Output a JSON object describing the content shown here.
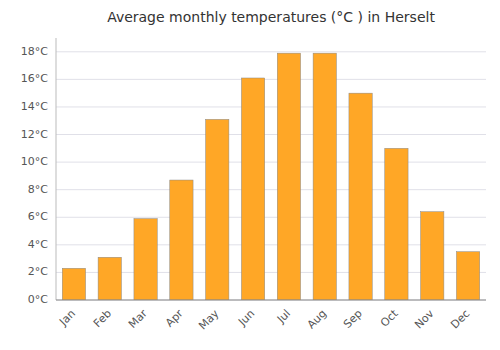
{
  "chart_data": {
    "type": "bar",
    "title": "Average monthly temperatures (°C ) in Herselt",
    "categories": [
      "Jan",
      "Feb",
      "Mar",
      "Apr",
      "May",
      "Jun",
      "Jul",
      "Aug",
      "Sep",
      "Oct",
      "Nov",
      "Dec"
    ],
    "values": [
      2.3,
      3.1,
      5.9,
      8.7,
      13.1,
      16.1,
      17.9,
      17.9,
      15.0,
      11.0,
      6.4,
      3.5
    ],
    "color": "#FFA726",
    "ylim": [
      0,
      19
    ],
    "yticks": [
      {
        "value": 0,
        "label": "0°C"
      },
      {
        "value": 2,
        "label": "2°C"
      },
      {
        "value": 4,
        "label": "4°C"
      },
      {
        "value": 6,
        "label": "6°C"
      },
      {
        "value": 8,
        "label": "8°C"
      },
      {
        "value": 10,
        "label": "10°C"
      },
      {
        "value": 12,
        "label": "12°C"
      },
      {
        "value": 14,
        "label": "14°C"
      },
      {
        "value": 16,
        "label": "16°C"
      },
      {
        "value": 18,
        "label": "18°C"
      }
    ],
    "grid": true
  }
}
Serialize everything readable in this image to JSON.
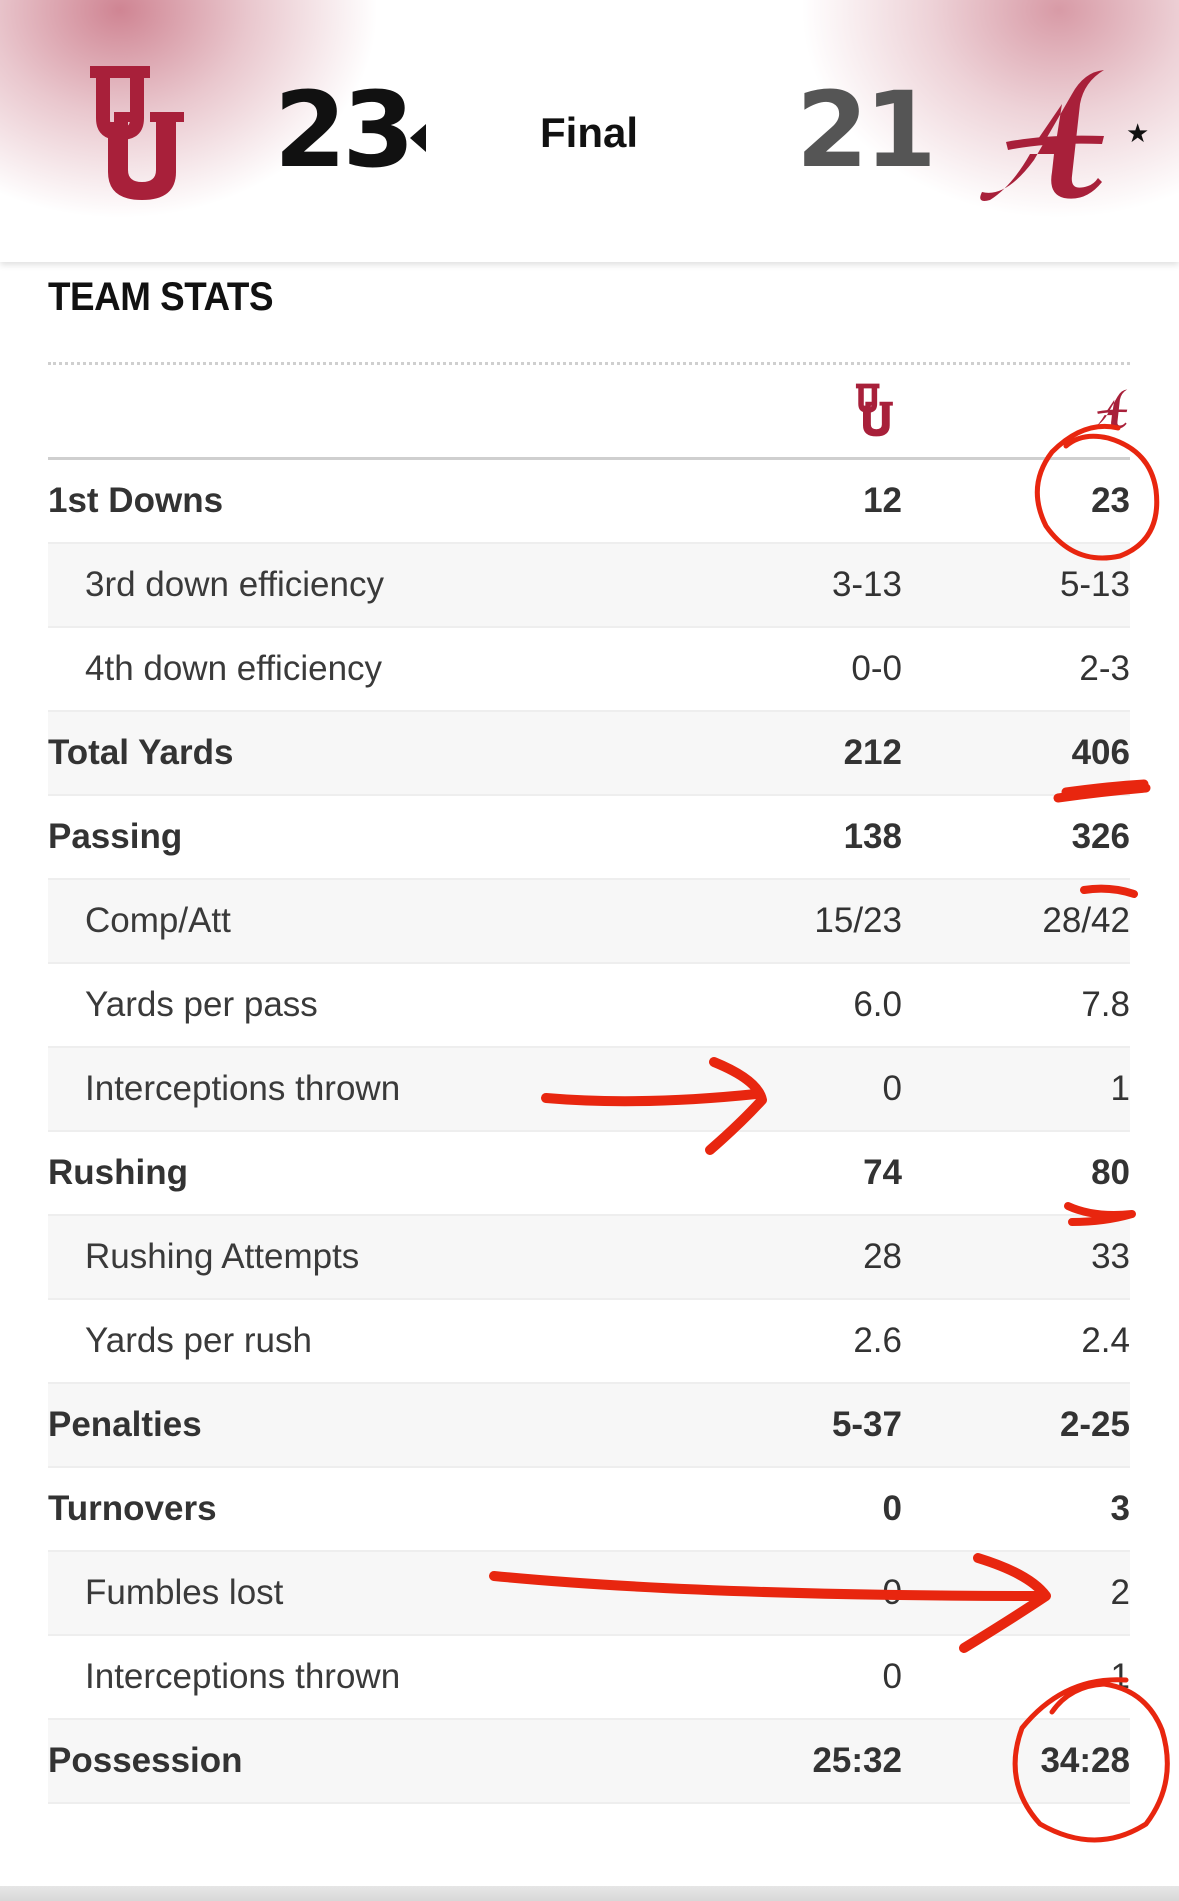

========

_AIM_
Reproduce every record above exactly, but leave out the pictures.

_ANSWER IN FULL_
Output a JSON object describing the content shown here.
{
  "chart_data": {
    "type": "bar",
    "title": "Average monthly temperatures (°C ) in Herselt",
    "categories": [
      "Jan",
      "Feb",
      "Mar",
      "Apr",
      "May",
      "Jun",
      "Jul",
      "Aug",
      "Sep",
      "Oct",
      "Nov",
      "Dec"
    ],
    "values": [
      2.3,
      3.1,
      5.9,
      8.7,
      13.1,
      16.1,
      17.9,
      17.9,
      15.0,
      11.0,
      6.4,
      3.5
    ],
    "color": "#FFA726",
    "ylim": [
      0,
      19
    ],
    "yticks": [
      {
        "value": 0,
        "label": "0°C"
      },
      {
        "value": 2,
        "label": "2°C"
      },
      {
        "value": 4,
        "label": "4°C"
      },
      {
        "value": 6,
        "label": "6°C"
      },
      {
        "value": 8,
        "label": "8°C"
      },
      {
        "value": 10,
        "label": "10°C"
      },
      {
        "value": 12,
        "label": "12°C"
      },
      {
        "value": 14,
        "label": "14°C"
      },
      {
        "value": 16,
        "label": "16°C"
      },
      {
        "value": 18,
        "label": "18°C"
      }
    ],
    "grid": true
  }
}
Serialize everything readable in this image to JSON.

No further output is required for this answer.